● **Problem requirements**
Quote the whole listing word for word, please.
* begin *
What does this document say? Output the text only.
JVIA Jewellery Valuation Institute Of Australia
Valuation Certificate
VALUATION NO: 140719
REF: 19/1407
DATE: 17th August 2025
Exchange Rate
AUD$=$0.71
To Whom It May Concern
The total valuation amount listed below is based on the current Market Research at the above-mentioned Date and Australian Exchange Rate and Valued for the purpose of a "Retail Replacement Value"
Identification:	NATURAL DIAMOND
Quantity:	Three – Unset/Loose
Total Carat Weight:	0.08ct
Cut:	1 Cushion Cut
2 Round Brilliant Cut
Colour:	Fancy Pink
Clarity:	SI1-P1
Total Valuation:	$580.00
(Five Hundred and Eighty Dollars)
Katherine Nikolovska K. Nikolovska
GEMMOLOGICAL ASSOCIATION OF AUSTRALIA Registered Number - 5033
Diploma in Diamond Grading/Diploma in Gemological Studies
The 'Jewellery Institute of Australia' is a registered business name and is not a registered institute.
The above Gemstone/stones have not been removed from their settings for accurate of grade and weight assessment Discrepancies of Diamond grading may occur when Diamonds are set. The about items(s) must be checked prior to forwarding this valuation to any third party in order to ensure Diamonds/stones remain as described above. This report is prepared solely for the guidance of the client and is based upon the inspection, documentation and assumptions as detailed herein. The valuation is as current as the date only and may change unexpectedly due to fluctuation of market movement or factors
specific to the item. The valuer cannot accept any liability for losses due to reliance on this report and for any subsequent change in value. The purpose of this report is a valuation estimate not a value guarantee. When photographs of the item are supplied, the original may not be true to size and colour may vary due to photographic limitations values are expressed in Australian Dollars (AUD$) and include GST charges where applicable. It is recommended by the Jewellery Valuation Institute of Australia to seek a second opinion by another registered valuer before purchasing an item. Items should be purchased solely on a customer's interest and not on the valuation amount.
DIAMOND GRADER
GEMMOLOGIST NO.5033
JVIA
* end *
● **Result of this exercise**
What does this document say? Output the text only.
JVIA Jewellery Valuation Institute Of Australia
Valuation Certificate
VALUATION NO: 140719
REF: 19/1407
DATE: 17th August 2025
Exchange Rate
AUD$=$0.71
To Whom It May Concern
The total valuation amount listed below is based on the current Market Research at the above-mentioned Date and Australian Exchange Rate and Valued for the purpose of a "Retail Replacement Value"
Identification:	NATURAL DIAMOND
Quantity:	Three – Unset/Loose
Total Carat Weight:	0.08ct
Cut:	1 Cushion Cut
2 Round Brilliant Cut
Colour:	Fancy Pink
Clarity:	SI1-P1
Total Valuation:	$580.00
(Five Hundred and Eighty Dollars)
Katherine Nikolovska K. Nikolovska
GEMMOLOGICAL ASSOCIATION OF AUSTRALIA Registered Number - 5033
Diploma in Diamond Grading/Diploma in Gemological Studies
The 'Jewellery Institute of Australia' is a registered business name and is not a registered institute.
The above Gemstone/stones have not been removed from their settings for accurate of grade and weight assessment Discrepancies of Diamond grading may occur when Diamonds are set. The about items(s) must be checked prior to forwarding this valuation to any third party in order to ensure Diamonds/stones remain as described above. This report is prepared solely for the guidance of the client and is based upon the inspection, documentation and assumptions as detailed herein. The valuation is as current as the date only and may change unexpectedly due to fluctuation of market movement or factors
specific to the item. The valuer cannot accept any liability for losses due to reliance on this report and for any subsequent change in value. The purpose of this report is a valuation estimate not a value guarantee. When photographs of the item are supplied, the original may not be true to size and colour may vary due to photographic limitations values are expressed in Australian Dollars (AUD$) and include GST charges where applicable. It is recommended by the Jewellery Valuation Institute of Australia to seek a second opinion by another registered valuer before purchasing an item. Items should be purchased solely on a customer's interest and not on the valuation amount.
DIAMOND GRADER
GEMMOLOGIST NO.5033
JVIA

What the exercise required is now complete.